(Dataset listings of figures)
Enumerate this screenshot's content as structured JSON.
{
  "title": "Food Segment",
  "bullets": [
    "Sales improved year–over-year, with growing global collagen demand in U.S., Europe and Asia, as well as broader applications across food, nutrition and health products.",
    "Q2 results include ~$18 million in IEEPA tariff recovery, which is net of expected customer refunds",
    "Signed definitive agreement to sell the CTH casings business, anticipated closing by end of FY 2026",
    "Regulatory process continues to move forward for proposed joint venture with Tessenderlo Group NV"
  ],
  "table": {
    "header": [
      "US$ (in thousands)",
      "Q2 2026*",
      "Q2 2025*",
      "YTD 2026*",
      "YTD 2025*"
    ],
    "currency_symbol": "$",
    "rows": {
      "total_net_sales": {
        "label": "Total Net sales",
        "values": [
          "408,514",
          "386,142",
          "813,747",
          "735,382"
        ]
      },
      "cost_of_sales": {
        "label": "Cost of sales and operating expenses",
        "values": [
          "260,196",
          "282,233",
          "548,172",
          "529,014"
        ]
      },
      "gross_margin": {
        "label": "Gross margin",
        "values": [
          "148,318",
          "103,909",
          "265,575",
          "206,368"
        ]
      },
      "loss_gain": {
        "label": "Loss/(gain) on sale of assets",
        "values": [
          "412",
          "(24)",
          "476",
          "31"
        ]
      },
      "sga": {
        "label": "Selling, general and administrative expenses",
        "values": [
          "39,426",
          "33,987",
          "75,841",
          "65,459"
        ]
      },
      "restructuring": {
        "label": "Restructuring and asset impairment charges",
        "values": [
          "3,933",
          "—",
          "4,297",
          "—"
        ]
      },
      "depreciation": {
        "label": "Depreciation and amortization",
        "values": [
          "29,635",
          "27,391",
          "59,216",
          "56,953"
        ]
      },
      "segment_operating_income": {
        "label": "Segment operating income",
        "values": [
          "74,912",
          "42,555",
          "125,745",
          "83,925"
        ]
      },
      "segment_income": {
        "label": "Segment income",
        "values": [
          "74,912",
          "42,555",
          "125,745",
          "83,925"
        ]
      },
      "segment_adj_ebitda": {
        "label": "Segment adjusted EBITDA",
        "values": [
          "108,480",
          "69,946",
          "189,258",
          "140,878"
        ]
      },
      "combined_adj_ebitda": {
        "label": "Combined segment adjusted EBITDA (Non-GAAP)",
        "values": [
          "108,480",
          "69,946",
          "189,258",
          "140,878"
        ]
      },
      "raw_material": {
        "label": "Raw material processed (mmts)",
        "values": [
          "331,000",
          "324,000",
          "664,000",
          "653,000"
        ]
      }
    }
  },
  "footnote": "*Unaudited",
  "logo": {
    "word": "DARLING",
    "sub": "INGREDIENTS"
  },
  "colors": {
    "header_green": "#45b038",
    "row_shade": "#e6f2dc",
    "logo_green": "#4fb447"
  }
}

- _Problem requirements_:
Lines holding the word "with" in the entries above are the ones to pull out. Copy them all.

- _Solution to this task_:
    "Sales improved year–over-year, with growing global collagen demand in U.S., Europe and Asia, as well as broader applications across food, nutrition and health products.",
    "Regulatory process continues to move forward for proposed joint venture with Tessenderlo Group NV"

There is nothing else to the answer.